_TO BE DONE_
State how many lines in these records contain the word "screenshot", and nothing else.

# LISTED ENTRIES start

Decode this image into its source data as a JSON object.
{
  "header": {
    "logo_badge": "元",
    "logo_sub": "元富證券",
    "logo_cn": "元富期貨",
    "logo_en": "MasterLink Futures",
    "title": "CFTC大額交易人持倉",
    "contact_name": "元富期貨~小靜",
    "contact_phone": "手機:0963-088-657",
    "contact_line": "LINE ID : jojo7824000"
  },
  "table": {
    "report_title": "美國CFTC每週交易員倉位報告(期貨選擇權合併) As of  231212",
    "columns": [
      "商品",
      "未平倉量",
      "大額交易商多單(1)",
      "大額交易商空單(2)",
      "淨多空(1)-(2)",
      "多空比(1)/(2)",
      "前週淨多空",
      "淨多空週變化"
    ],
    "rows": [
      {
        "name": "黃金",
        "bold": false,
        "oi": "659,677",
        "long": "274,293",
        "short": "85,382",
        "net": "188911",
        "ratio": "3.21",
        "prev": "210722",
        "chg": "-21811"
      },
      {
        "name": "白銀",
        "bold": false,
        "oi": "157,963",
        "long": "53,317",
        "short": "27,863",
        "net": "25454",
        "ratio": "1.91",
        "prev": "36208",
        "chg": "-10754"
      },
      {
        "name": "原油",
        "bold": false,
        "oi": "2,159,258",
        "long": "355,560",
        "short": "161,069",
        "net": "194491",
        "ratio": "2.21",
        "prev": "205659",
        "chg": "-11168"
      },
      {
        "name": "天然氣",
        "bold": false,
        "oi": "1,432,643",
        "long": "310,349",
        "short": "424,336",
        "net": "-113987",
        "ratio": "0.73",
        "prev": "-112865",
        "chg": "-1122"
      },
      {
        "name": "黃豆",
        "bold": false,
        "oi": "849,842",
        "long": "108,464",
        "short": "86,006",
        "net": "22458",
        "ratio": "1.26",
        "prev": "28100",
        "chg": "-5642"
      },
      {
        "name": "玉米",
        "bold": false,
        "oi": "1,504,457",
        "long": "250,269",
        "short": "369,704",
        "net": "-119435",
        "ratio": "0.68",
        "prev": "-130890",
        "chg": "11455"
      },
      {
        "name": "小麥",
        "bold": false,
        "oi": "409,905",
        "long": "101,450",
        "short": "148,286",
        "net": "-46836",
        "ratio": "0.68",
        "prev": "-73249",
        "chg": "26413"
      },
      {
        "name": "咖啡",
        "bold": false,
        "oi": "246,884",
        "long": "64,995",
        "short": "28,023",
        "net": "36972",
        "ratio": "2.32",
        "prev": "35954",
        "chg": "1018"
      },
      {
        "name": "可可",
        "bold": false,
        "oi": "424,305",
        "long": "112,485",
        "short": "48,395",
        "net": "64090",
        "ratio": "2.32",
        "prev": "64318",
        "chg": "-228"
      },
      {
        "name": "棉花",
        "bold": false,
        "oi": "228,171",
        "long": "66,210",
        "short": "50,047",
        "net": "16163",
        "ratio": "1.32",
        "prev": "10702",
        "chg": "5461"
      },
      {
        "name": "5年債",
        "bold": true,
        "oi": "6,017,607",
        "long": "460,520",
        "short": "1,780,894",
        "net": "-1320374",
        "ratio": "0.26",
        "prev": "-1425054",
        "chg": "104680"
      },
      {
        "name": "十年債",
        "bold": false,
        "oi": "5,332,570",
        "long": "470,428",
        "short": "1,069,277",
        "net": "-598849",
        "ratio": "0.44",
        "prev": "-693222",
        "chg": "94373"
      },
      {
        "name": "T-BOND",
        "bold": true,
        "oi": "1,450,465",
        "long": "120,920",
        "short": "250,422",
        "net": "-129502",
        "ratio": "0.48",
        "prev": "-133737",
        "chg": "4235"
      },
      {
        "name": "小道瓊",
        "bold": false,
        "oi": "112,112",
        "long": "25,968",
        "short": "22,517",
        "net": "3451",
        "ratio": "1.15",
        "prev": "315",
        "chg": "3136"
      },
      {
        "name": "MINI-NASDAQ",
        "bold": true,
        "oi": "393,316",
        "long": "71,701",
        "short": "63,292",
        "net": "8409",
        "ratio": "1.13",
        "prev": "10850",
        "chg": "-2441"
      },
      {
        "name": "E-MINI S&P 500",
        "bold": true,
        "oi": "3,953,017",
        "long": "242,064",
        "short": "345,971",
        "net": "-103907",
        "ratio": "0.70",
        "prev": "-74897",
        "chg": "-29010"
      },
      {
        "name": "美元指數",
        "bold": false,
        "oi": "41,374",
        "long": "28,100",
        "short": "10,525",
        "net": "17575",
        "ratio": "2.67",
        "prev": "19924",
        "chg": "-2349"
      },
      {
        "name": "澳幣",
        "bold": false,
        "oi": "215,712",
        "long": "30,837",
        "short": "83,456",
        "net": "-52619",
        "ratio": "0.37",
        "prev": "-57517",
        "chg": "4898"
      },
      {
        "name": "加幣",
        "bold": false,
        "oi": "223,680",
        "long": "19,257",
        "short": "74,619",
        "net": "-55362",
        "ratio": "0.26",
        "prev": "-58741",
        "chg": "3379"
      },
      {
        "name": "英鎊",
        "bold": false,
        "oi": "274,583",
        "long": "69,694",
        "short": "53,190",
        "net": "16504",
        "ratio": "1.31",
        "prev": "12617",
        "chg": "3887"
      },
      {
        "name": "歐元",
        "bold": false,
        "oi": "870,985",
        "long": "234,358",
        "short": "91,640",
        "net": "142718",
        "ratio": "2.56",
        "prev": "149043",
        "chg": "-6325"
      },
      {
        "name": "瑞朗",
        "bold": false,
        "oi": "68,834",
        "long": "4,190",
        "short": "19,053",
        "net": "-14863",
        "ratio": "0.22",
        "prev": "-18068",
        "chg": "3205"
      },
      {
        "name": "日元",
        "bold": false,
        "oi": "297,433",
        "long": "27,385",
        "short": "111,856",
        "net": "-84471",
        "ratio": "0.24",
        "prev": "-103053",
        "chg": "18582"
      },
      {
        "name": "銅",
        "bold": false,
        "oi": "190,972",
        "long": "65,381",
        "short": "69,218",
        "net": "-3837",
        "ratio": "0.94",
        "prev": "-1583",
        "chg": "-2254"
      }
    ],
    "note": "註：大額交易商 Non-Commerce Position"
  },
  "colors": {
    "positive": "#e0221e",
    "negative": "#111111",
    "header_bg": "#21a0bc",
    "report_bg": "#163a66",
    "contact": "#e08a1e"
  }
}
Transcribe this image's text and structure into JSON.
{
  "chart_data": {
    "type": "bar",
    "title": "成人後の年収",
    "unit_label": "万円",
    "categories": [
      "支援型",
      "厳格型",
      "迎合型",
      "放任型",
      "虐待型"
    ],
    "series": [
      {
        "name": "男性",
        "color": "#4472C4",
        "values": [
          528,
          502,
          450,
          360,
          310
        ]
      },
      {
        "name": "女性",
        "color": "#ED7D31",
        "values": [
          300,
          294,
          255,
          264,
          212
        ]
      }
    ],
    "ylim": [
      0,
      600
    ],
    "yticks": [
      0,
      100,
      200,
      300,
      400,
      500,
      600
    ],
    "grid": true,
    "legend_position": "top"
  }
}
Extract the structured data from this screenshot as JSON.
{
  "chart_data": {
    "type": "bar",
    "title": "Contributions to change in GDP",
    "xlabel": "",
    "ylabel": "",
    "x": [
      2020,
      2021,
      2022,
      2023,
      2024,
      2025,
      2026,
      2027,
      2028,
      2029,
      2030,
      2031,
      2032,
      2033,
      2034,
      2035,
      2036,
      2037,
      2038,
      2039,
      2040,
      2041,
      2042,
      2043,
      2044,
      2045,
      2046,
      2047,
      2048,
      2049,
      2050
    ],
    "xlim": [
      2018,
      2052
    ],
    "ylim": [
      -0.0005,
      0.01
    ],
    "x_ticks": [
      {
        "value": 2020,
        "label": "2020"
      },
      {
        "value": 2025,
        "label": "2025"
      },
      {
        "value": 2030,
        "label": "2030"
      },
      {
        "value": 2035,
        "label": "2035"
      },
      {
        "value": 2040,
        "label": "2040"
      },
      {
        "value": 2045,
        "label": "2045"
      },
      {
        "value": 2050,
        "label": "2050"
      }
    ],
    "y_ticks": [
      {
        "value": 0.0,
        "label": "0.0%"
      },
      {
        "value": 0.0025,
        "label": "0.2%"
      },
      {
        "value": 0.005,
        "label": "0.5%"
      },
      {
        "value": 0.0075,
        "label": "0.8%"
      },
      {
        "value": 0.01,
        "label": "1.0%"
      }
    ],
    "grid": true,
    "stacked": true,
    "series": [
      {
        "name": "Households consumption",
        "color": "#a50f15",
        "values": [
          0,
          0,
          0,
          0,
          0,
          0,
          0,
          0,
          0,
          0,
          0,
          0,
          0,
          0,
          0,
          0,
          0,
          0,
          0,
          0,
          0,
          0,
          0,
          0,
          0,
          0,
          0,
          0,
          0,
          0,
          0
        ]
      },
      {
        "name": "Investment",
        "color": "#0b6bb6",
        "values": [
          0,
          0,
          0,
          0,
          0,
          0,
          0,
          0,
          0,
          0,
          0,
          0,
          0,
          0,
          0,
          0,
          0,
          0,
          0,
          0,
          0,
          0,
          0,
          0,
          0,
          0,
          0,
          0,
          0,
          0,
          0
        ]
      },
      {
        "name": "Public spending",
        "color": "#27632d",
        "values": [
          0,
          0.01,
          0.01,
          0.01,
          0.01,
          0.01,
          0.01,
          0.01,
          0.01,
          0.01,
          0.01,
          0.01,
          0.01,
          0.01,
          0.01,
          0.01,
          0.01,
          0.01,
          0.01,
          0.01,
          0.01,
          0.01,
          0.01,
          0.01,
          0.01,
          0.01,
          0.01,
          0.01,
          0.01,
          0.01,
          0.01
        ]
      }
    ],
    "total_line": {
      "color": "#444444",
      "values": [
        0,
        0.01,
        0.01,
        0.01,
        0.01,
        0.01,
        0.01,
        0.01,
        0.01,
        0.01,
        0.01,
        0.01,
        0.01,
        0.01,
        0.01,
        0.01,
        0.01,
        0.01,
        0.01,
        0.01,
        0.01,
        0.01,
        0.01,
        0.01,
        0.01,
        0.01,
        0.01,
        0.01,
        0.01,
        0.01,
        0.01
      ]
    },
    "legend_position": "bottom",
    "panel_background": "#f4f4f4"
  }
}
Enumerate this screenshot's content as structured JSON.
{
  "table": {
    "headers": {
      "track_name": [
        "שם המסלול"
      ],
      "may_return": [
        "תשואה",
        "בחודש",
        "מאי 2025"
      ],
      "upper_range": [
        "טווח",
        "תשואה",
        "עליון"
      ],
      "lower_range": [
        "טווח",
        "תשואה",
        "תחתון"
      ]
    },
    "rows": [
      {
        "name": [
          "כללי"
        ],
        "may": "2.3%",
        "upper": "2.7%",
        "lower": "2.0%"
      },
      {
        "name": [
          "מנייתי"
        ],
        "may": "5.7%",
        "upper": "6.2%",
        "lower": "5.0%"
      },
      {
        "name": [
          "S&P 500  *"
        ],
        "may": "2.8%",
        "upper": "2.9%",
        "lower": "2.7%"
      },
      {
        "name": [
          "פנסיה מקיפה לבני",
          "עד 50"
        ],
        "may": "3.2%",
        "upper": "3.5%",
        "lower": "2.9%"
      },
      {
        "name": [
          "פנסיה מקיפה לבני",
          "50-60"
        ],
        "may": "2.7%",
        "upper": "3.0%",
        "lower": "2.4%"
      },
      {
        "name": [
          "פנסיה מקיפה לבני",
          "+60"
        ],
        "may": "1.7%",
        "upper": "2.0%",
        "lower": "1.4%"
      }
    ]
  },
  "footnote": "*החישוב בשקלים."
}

# LISTED ENTRIES end

_THE SOLUTION_
2